→ EXERCISE:
Look through the listing below and give the number of lines that hold "plain". Say nothing more.

* Begin SUPPLIED DATA *

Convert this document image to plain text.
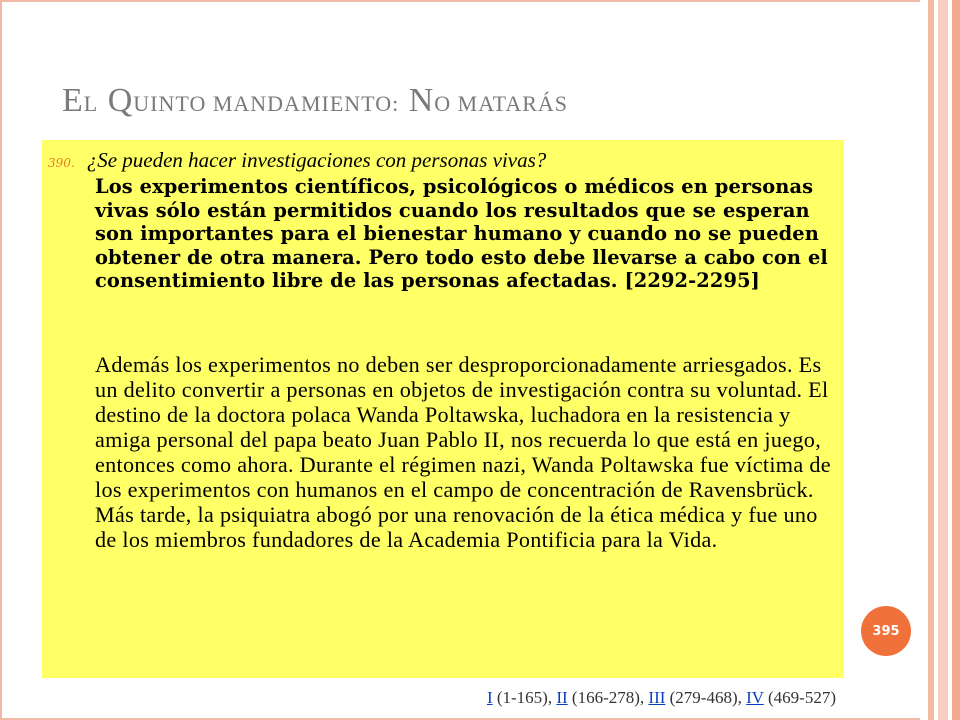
EL QUINTO MANDAMIENTO: NO MATARÁS
390. ¿Se pueden hacer investigaciones con personas vivas?
Los experimentos científicos, psicológicos o médicos en personas vivas sólo están permitidos cuando los resultados que se esperan son importantes para el bienestar humano y cuando no se pueden obtener de otra manera. Pero todo esto debe llevarse a cabo con el consentimiento libre de las personas afectadas. [2292-2295]
Además los experimentos no deben ser desproporcionadamente arriesgados. Es un delito convertir a personas en objetos de investigación contra su voluntad. El destino de la doctora polaca Wanda Poltawska, luchadora en la resistencia y amiga personal del papa beato Juan Pablo II, nos recuerda lo que está en juego, entonces como ahora. Durante el régimen nazi, Wanda Poltawska fue víctima de los experimentos con humanos en el campo de concentración de Ravensbrück. Más tarde, la psiquiatra abogó por una renovación de la ética médica y fue uno de los miembros fundadores de la Academia Pontificia para la Vida.
395
I (1-165), II (166-278), III (279-468), IV (469-527)
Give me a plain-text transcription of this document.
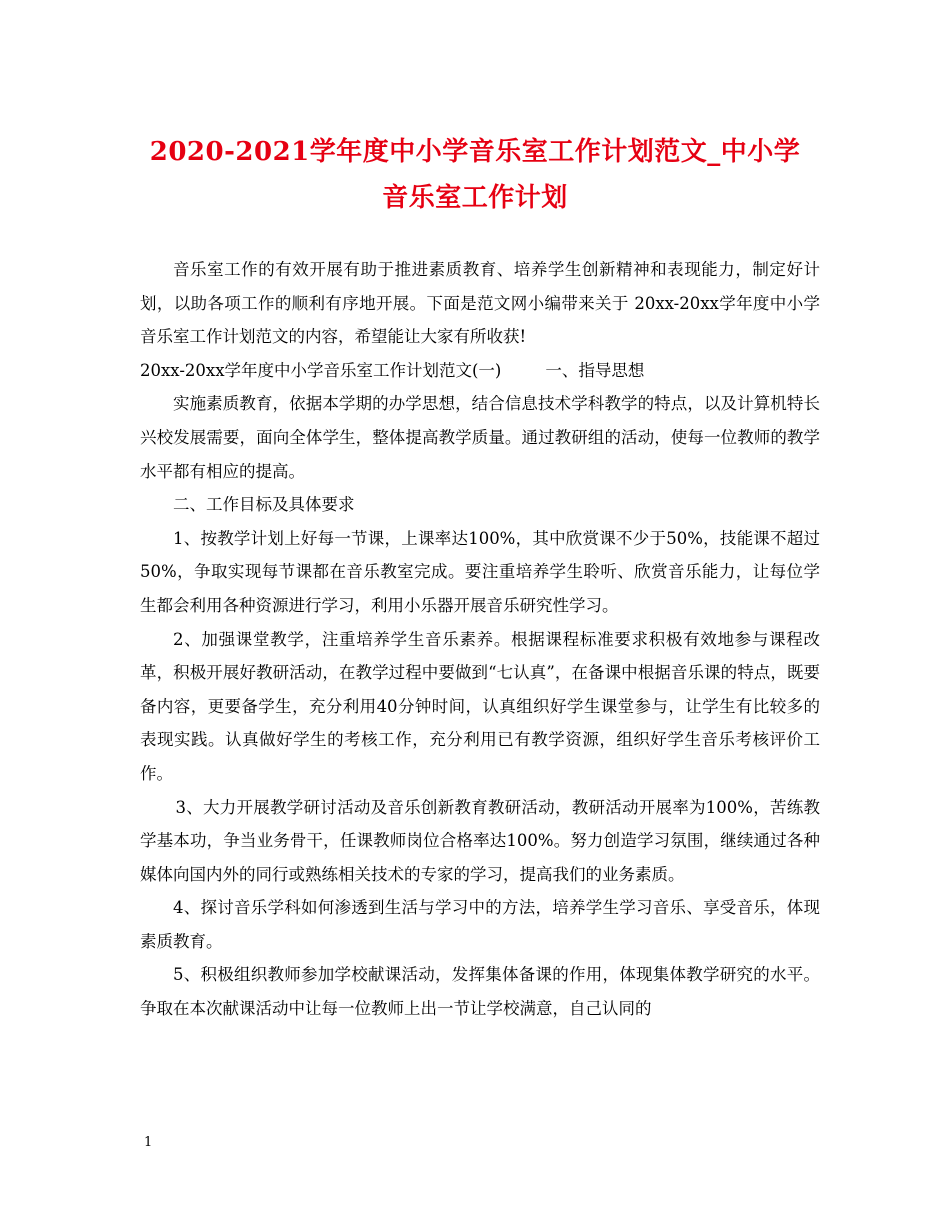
2020-2021学年度中小学音乐室工作计划范文_中小学
音乐室工作计划

音乐室工作的有效开展有助于推进素质教育、培养学生创新精神和表现能力，制定好计划，以助各项工作的顺利有序地开展。下面是范文网小编带来关于 20xx-20xx学年度中小学音乐室工作计划范文的内容，希望能让大家有所收获!

20xx-20xx学年度中小学音乐室工作计划范文(一)	一、指导思想

实施素质教育，依据本学期的办学思想，结合信息技术学科教学的特点，以及计算机特长兴校发展需要，面向全体学生，整体提高教学质量。通过教研组的活动，使每一位教师的教学水平都有相应的提高。

二、工作目标及具体要求

1、按教学计划上好每一节课，上课率达100%，其中欣赏课不少于50%，技能课不超过50%，争取实现每节课都在音乐教室完成。要注重培养学生聆听、欣赏音乐能力，让每位学生都会利用各种资源进行学习，利用小乐器开展音乐研究性学习。

2、加强课堂教学，注重培养学生音乐素养。根据课程标准要求积极有效地参与课程改革，积极开展好教研活动，在教学过程中要做到“七认真”，在备课中根据音乐课的特点，既要备内容，更要备学生，充分利用40分钟时间，认真组织好学生课堂参与，让学生有比较多的表现实践。认真做好学生的考核工作，充分利用已有教学资源，组织好学生音乐考核评价工作。

3、大力开展教学研讨活动及音乐创新教育教研活动，教研活动开展率为100%，苦练教学基本功，争当业务骨干，任课教师岗位合格率达100%。努力创造学习氛围，继续通过各种媒体向国内外的同行或熟练相关技术的专家的学习，提高我们的业务素质。

4、探讨音乐学科如何渗透到生活与学习中的方法，培养学生学习音乐、享受音乐，体现素质教育。

5、积极组织教师参加学校献课活动，发挥集体备课的作用，体现集体教学研究的水平。争取在本次献课活动中让每一位教师上出一节让学校满意，自己认同的

1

* End SUPPLIED DATA *

→ SOLUTION:
2